- _EXTRACTED MATERIAL_:
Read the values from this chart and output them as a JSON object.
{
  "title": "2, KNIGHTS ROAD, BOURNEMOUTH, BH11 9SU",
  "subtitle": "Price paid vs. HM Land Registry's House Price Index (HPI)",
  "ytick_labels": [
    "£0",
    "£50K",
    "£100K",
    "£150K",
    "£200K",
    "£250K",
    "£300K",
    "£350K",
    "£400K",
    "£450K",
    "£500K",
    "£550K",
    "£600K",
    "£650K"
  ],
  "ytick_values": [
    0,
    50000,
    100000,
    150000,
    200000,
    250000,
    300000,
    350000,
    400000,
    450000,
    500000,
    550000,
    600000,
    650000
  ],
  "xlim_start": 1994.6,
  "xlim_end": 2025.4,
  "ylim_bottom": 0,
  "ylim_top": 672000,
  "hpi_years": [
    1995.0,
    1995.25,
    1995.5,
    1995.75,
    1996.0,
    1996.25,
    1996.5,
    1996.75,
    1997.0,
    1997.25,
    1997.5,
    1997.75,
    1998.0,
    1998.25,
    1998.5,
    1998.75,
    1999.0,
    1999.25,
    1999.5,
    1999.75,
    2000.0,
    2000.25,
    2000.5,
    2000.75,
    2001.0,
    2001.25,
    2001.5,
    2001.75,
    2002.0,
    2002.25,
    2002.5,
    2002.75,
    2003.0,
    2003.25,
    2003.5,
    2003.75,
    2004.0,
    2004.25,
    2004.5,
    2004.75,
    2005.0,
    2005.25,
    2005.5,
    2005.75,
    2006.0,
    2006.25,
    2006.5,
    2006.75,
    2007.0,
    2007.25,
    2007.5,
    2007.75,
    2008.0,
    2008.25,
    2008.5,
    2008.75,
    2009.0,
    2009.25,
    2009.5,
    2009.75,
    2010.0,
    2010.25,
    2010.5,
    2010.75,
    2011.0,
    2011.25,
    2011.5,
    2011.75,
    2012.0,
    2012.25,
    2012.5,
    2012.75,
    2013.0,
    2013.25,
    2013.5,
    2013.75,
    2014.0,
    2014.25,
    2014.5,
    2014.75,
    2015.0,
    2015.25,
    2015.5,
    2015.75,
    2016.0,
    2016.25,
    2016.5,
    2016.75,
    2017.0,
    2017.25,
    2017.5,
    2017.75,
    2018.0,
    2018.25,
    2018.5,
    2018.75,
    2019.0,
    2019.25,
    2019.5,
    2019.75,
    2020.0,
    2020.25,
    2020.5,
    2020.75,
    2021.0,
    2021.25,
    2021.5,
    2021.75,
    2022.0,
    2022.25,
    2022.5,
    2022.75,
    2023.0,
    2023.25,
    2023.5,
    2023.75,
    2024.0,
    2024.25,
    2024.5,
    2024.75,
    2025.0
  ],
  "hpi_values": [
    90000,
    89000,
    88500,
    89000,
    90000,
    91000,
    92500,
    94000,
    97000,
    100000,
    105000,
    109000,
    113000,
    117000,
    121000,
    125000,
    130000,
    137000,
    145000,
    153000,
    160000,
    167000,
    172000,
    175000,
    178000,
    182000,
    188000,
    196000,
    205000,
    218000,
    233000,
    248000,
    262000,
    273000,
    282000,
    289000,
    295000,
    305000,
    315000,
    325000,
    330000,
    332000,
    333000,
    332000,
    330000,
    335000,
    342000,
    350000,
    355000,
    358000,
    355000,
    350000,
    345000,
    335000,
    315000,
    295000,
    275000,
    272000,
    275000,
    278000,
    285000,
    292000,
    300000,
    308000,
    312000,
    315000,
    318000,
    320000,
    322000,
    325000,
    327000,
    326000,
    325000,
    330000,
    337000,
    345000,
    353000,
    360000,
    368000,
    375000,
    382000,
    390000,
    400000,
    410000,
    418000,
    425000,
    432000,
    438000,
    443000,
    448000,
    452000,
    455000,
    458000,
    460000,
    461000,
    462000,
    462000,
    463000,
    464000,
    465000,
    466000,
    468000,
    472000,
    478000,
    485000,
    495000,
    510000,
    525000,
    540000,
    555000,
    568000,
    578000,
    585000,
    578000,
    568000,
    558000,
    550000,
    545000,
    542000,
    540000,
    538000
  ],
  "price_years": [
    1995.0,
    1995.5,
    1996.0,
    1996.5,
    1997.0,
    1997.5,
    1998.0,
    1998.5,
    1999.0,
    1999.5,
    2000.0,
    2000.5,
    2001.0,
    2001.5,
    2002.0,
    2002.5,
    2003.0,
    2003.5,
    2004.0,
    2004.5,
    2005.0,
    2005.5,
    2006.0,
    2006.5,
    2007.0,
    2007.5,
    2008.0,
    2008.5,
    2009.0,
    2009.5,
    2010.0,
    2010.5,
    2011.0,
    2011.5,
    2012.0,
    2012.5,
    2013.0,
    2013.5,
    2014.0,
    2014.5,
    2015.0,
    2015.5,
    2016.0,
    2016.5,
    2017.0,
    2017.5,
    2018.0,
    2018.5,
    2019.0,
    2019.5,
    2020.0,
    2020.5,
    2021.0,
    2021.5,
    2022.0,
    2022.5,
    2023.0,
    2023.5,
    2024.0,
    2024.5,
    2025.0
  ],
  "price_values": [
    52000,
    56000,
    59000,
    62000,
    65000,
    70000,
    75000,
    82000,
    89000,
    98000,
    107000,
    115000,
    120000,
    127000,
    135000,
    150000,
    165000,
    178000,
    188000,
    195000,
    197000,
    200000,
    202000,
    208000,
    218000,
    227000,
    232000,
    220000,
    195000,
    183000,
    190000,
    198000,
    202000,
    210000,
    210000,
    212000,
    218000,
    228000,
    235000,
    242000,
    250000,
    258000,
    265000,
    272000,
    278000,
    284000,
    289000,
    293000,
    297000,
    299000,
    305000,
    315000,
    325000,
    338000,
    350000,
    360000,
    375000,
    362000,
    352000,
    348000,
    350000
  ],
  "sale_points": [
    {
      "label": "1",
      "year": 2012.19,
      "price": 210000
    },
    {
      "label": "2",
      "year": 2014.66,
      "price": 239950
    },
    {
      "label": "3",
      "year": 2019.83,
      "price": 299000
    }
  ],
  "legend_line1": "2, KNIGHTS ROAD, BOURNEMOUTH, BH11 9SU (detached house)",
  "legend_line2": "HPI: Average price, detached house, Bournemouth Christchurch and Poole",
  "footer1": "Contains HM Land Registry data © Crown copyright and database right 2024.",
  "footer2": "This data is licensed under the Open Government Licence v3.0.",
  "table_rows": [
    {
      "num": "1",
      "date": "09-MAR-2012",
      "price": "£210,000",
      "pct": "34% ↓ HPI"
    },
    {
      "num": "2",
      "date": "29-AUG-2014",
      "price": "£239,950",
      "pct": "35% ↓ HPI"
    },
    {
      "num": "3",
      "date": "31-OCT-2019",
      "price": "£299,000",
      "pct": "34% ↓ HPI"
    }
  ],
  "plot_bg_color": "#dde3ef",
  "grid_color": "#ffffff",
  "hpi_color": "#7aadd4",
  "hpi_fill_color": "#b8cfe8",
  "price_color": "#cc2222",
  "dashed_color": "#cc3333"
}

- _TASK DETAILS_: Extract the complete data, matching each line exactly.

- _EXERCISE RESULT_:
Read the values from this chart and output them as a JSON object.
{
  "title": "2, KNIGHTS ROAD, BOURNEMOUTH, BH11 9SU",
  "subtitle": "Price paid vs. HM Land Registry's House Price Index (HPI)",
  "ytick_labels": [
    "£0",
    "£50K",
    "£100K",
    "£150K",
    "£200K",
    "£250K",
    "£300K",
    "£350K",
    "£400K",
    "£450K",
    "£500K",
    "£550K",
    "£600K",
    "£650K"
  ],
  "ytick_values": [
    0,
    50000,
    100000,
    150000,
    200000,
    250000,
    300000,
    350000,
    400000,
    450000,
    500000,
    550000,
    600000,
    650000
  ],
  "xlim_start": 1994.6,
  "xlim_end": 2025.4,
  "ylim_bottom": 0,
  "ylim_top": 672000,
  "hpi_years": [
    1995.0,
    1995.25,
    1995.5,
    1995.75,
    1996.0,
    1996.25,
    1996.5,
    1996.75,
    1997.0,
    1997.25,
    1997.5,
    1997.75,
    1998.0,
    1998.25,
    1998.5,
    1998.75,
    1999.0,
    1999.25,
    1999.5,
    1999.75,
    2000.0,
    2000.25,
    2000.5,
    2000.75,
    2001.0,
    2001.25,
    2001.5,
    2001.75,
    2002.0,
    2002.25,
    2002.5,
    2002.75,
    2003.0,
    2003.25,
    2003.5,
    2003.75,
    2004.0,
    2004.25,
    2004.5,
    2004.75,
    2005.0,
    2005.25,
    2005.5,
    2005.75,
    2006.0,
    2006.25,
    2006.5,
    2006.75,
    2007.0,
    2007.25,
    2007.5,
    2007.75,
    2008.0,
    2008.25,
    2008.5,
    2008.75,
    2009.0,
    2009.25,
    2009.5,
    2009.75,
    2010.0,
    2010.25,
    2010.5,
    2010.75,
    2011.0,
    2011.25,
    2011.5,
    2011.75,
    2012.0,
    2012.25,
    2012.5,
    2012.75,
    2013.0,
    2013.25,
    2013.5,
    2013.75,
    2014.0,
    2014.25,
    2014.5,
    2014.75,
    2015.0,
    2015.25,
    2015.5,
    2015.75,
    2016.0,
    2016.25,
    2016.5,
    2016.75,
    2017.0,
    2017.25,
    2017.5,
    2017.75,
    2018.0,
    2018.25,
    2018.5,
    2018.75,
    2019.0,
    2019.25,
    2019.5,
    2019.75,
    2020.0,
    2020.25,
    2020.5,
    2020.75,
    2021.0,
    2021.25,
    2021.5,
    2021.75,
    2022.0,
    2022.25,
    2022.5,
    2022.75,
    2023.0,
    2023.25,
    2023.5,
    2023.75,
    2024.0,
    2024.25,
    2024.5,
    2024.75,
    2025.0
  ],
  "hpi_values": [
    90000,
    89000,
    88500,
    89000,
    90000,
    91000,
    92500,
    94000,
    97000,
    100000,
    105000,
    109000,
    113000,
    117000,
    121000,
    125000,
    130000,
    137000,
    145000,
    153000,
    160000,
    167000,
    172000,
    175000,
    178000,
    182000,
    188000,
    196000,
    205000,
    218000,
    233000,
    248000,
    262000,
    273000,
    282000,
    289000,
    295000,
    305000,
    315000,
    325000,
    330000,
    332000,
    333000,
    332000,
    330000,
    335000,
    342000,
    350000,
    355000,
    358000,
    355000,
    350000,
    345000,
    335000,
    315000,
    295000,
    275000,
    272000,
    275000,
    278000,
    285000,
    292000,
    300000,
    308000,
    312000,
    315000,
    318000,
    320000,
    322000,
    325000,
    327000,
    326000,
    325000,
    330000,
    337000,
    345000,
    353000,
    360000,
    368000,
    375000,
    382000,
    390000,
    400000,
    410000,
    418000,
    425000,
    432000,
    438000,
    443000,
    448000,
    452000,
    455000,
    458000,
    460000,
    461000,
    462000,
    462000,
    463000,
    464000,
    465000,
    466000,
    468000,
    472000,
    478000,
    485000,
    495000,
    510000,
    525000,
    540000,
    555000,
    568000,
    578000,
    585000,
    578000,
    568000,
    558000,
    550000,
    545000,
    542000,
    540000,
    538000
  ],
  "price_years": [
    1995.0,
    1995.5,
    1996.0,
    1996.5,
    1997.0,
    1997.5,
    1998.0,
    1998.5,
    1999.0,
    1999.5,
    2000.0,
    2000.5,
    2001.0,
    2001.5,
    2002.0,
    2002.5,
    2003.0,
    2003.5,
    2004.0,
    2004.5,
    2005.0,
    2005.5,
    2006.0,
    2006.5,
    2007.0,
    2007.5,
    2008.0,
    2008.5,
    2009.0,
    2009.5,
    2010.0,
    2010.5,
    2011.0,
    2011.5,
    2012.0,
    2012.5,
    2013.0,
    2013.5,
    2014.0,
    2014.5,
    2015.0,
    2015.5,
    2016.0,
    2016.5,
    2017.0,
    2017.5,
    2018.0,
    2018.5,
    2019.0,
    2019.5,
    2020.0,
    2020.5,
    2021.0,
    2021.5,
    2022.0,
    2022.5,
    2023.0,
    2023.5,
    2024.0,
    2024.5,
    2025.0
  ],
  "price_values": [
    52000,
    56000,
    59000,
    62000,
    65000,
    70000,
    75000,
    82000,
    89000,
    98000,
    107000,
    115000,
    120000,
    127000,
    135000,
    150000,
    165000,
    178000,
    188000,
    195000,
    197000,
    200000,
    202000,
    208000,
    218000,
    227000,
    232000,
    220000,
    195000,
    183000,
    190000,
    198000,
    202000,
    210000,
    210000,
    212000,
    218000,
    228000,
    235000,
    242000,
    250000,
    258000,
    265000,
    272000,
    278000,
    284000,
    289000,
    293000,
    297000,
    299000,
    305000,
    315000,
    325000,
    338000,
    350000,
    360000,
    375000,
    362000,
    352000,
    348000,
    350000
  ],
  "sale_points": [
    {
      "label": "1",
      "year": 2012.19,
      "price": 210000
    },
    {
      "label": "2",
      "year": 2014.66,
      "price": 239950
    },
    {
      "label": "3",
      "year": 2019.83,
      "price": 299000
    }
  ],
  "legend_line1": "2, KNIGHTS ROAD, BOURNEMOUTH, BH11 9SU (detached house)",
  "legend_line2": "HPI: Average price, detached house, Bournemouth Christchurch and Poole",
  "footer1": "Contains HM Land Registry data © Crown copyright and database right 2024.",
  "footer2": "This data is licensed under the Open Government Licence v3.0.",
  "table_rows": [
    {
      "num": "1",
      "date": "09-MAR-2012",
      "price": "£210,000",
      "pct": "34% ↓ HPI"
    },
    {
      "num": "2",
      "date": "29-AUG-2014",
      "price": "£239,950",
      "pct": "35% ↓ HPI"
    },
    {
      "num": "3",
      "date": "31-OCT-2019",
      "price": "£299,000",
      "pct": "34% ↓ HPI"
    }
  ],
  "plot_bg_color": "#dde3ef",
  "grid_color": "#ffffff",
  "hpi_color": "#7aadd4",
  "hpi_fill_color": "#b8cfe8",
  "price_color": "#cc2222",
  "dashed_color": "#cc3333"
}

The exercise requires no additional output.